<<<<
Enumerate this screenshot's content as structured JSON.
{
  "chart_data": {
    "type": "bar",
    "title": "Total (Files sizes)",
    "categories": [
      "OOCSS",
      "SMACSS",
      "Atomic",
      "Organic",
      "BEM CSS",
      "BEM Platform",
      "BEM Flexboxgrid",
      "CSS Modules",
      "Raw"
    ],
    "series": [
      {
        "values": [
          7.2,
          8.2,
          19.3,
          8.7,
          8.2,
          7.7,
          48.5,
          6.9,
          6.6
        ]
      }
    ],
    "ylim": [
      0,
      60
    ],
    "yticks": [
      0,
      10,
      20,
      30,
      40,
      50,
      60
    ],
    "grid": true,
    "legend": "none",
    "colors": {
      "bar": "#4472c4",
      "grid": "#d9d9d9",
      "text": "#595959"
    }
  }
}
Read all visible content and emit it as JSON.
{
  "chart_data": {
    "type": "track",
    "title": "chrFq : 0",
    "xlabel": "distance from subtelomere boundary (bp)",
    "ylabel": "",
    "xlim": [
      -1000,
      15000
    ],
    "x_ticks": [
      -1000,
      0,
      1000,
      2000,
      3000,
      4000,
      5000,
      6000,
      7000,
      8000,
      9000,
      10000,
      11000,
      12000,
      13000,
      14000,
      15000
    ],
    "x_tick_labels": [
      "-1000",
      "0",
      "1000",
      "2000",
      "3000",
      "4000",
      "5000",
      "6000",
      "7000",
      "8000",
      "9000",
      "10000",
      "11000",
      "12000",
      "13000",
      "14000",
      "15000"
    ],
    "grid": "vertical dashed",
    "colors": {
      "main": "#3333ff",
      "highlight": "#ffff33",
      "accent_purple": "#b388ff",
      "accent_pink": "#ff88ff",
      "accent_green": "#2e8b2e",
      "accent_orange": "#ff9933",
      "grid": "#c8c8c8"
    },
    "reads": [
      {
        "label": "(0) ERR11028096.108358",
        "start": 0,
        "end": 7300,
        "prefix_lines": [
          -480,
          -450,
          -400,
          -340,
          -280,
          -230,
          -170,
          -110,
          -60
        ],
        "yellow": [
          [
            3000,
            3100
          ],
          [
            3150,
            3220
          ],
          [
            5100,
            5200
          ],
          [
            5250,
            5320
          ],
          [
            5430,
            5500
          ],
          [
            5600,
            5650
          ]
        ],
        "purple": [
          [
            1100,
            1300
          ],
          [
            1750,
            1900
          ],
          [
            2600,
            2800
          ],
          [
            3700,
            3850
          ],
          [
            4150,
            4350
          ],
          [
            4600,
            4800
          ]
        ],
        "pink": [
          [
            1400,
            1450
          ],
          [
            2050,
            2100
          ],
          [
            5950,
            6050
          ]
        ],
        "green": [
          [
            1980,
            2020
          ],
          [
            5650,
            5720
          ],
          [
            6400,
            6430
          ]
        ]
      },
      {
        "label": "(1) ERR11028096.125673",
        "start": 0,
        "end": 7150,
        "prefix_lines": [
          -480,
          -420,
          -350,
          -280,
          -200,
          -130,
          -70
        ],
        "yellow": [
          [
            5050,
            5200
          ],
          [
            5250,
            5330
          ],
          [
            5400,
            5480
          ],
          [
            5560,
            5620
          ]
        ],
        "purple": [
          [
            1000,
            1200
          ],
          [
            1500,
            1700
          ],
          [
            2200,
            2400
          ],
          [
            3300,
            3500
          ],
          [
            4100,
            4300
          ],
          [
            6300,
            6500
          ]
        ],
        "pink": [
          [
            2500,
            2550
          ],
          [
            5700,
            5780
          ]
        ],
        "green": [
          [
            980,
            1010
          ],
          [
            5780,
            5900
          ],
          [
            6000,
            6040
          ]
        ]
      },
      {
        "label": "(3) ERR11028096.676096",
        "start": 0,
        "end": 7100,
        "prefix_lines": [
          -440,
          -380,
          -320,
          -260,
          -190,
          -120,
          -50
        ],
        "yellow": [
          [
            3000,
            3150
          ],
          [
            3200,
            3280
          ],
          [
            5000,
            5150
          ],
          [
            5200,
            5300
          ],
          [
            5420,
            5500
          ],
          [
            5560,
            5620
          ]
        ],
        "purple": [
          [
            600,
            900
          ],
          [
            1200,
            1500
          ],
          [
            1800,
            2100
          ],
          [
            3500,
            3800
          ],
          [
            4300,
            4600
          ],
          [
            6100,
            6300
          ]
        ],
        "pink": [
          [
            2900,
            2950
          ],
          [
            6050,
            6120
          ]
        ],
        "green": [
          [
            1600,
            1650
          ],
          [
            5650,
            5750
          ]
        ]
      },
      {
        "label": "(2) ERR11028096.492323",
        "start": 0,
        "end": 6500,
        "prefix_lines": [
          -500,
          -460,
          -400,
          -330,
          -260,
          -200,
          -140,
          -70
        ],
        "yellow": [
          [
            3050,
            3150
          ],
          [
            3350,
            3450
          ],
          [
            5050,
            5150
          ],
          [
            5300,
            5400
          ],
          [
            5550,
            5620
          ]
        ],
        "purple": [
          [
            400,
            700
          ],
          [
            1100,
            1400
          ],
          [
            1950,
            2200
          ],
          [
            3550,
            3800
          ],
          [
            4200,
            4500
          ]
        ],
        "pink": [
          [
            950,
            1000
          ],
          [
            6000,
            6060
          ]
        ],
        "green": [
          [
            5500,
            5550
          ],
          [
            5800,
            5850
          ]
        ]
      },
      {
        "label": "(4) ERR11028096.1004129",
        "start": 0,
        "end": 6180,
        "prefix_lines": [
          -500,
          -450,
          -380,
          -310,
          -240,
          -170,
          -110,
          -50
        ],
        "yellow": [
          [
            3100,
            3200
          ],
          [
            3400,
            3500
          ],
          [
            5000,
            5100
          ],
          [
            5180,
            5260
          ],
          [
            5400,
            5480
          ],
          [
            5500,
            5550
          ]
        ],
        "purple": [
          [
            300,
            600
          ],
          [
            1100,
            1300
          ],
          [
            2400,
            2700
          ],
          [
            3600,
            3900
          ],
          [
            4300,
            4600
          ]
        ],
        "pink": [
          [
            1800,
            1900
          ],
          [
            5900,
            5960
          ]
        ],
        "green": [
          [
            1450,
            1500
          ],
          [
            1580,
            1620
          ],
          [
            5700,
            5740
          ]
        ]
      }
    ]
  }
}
>>>>
**SET EXERCISE**
Gather each line holding the string "title".

**EXPECTED ANSWER**
    "title": "Total (Files sizes)",
    "title": "chrFq : 0",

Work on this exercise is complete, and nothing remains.